- [Your instructions]:
Write the data out again exactly, with no pictures.

- [Exercise input]:
■ ■ ■ ■ ■ ■ ■
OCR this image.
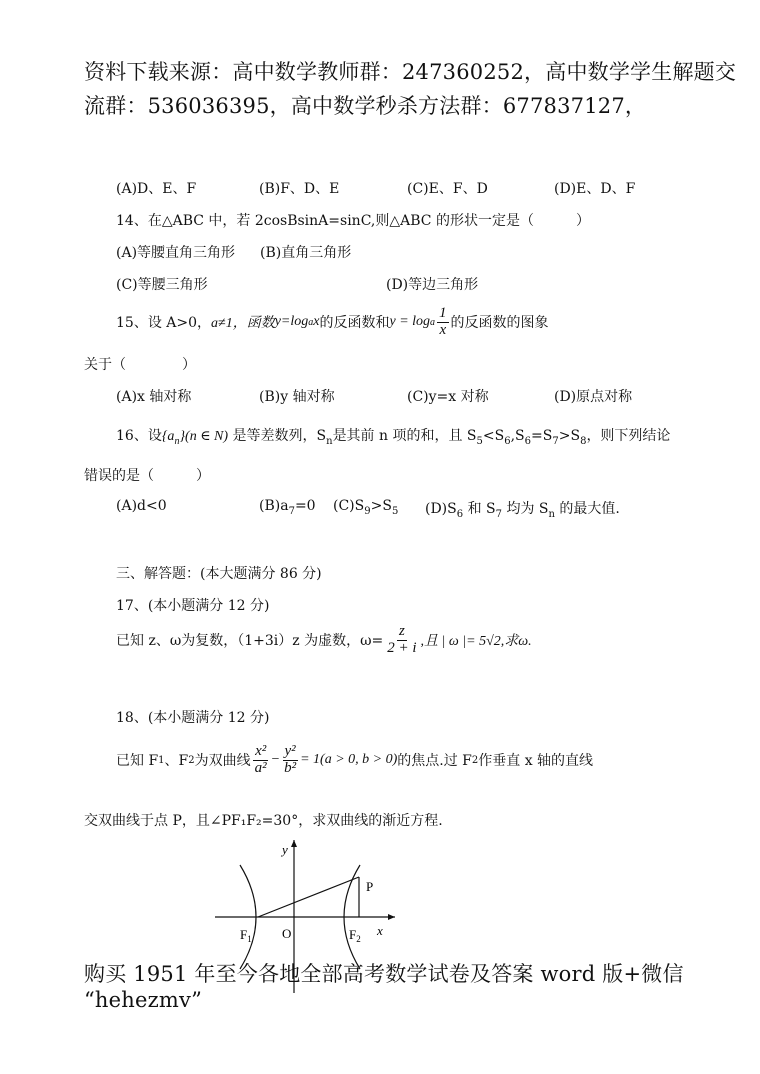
资料下载来源：高中数学教师群：247360252，高中数学学生解题交
流群：536036395，高中数学秒杀方法群：677837127，
(A)D、E、F	(B)F、D、E	(C)E、F、D	(D)E、D、F
14、在△ABC 中，若 2cosBsinA=sinC,则△ABC 的形状一定是（　　　）
(A)等腰直角三角形 (B)直角三角形
(C)等腰三角形	(D)等边三角形
15、设 A>0， a≠1，函数 y=log a x 的反函数和 y = log a $\frac{1}{x}$ 的反函数的图象
关于（　　　　）
(A)x 轴对称	(B)y 轴对称	(C)y=x 对称	(D)原点对称
16、设$\{a_n\}(n$ ∈ N) 是等差数列，$S_n$是其前 n 项的和，且 $S_5<S_6,S_6=S_7>S_8$，则下列结论
错误的是（　　　）
(A)d<0	$(B)a_7=0$ $(C)S_9>S_5$ $(D)S_6$ 和 $S_7$ 均为 $S_n$ 的最大值.
三、解答题：(本大题满分 86 分)
17、(本小题满分 12 分)
已知 z、ω为复数，（1+3i）z 为虚数，$\omega= \frac{z}{2 + i}$ ,且 | ω |= 5√2,求ω.
18、(本小题满分 12 分)
已知 F 1 、F 2 为双曲线 $\frac{\text{x²}}{\text{a²}} - \frac{\text{y²}}{\text{b²}} = 1(a > 0$, b > 0) 的焦点.过 F 2 作垂直 x 轴的直线
交双曲线于点 P，且∠PF₁F₂=30°，求双曲线的渐近方程.
y
x
P
O
$F_1$	$F_2$
购买 1951 年至今各地全部高考数学试卷及答案 word 版+微信
“hehezmv”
■ ■ ■ ■ ■ ■ ■
- [Task output]:
OCR this image.
资料下载来源：高中数学教师群：247360252，高中数学学生解题交
流群：536036395，高中数学秒杀方法群：677837127，
(A)D、E、F	(B)F、D、E	(C)E、F、D	(D)E、D、F
14、在△ABC 中，若 2cosBsinA=sinC,则△ABC 的形状一定是（　　　）
(A)等腰直角三角形 (B)直角三角形
(C)等腰三角形	(D)等边三角形
15、设 A>0， a≠1，函数 y=log a x 的反函数和 y = log a $\frac{1}{x}$ 的反函数的图象
关于（　　　　）
(A)x 轴对称	(B)y 轴对称	(C)y=x 对称	(D)原点对称
16、设$\{a_n\}(n$ ∈ N) 是等差数列，$S_n$是其前 n 项的和，且 $S_5<S_6,S_6=S_7>S_8$，则下列结论
错误的是（　　　）
(A)d<0	$(B)a_7=0$ $(C)S_9>S_5$ $(D)S_6$ 和 $S_7$ 均为 $S_n$ 的最大值.
三、解答题：(本大题满分 86 分)
17、(本小题满分 12 分)
已知 z、ω为复数，（1+3i）z 为虚数，$\omega= \frac{z}{2 + i}$ ,且 | ω |= 5√2,求ω.
18、(本小题满分 12 分)
已知 F 1 、F 2 为双曲线 $\frac{\text{x²}}{\text{a²}} - \frac{\text{y²}}{\text{b²}} = 1(a > 0$, b > 0) 的焦点.过 F 2 作垂直 x 轴的直线
交双曲线于点 P，且∠PF₁F₂=30°，求双曲线的渐近方程.
y
x
P
O
$F_1$	$F_2$
购买 1951 年至今各地全部高考数学试卷及答案 word 版+微信
“hehezmv”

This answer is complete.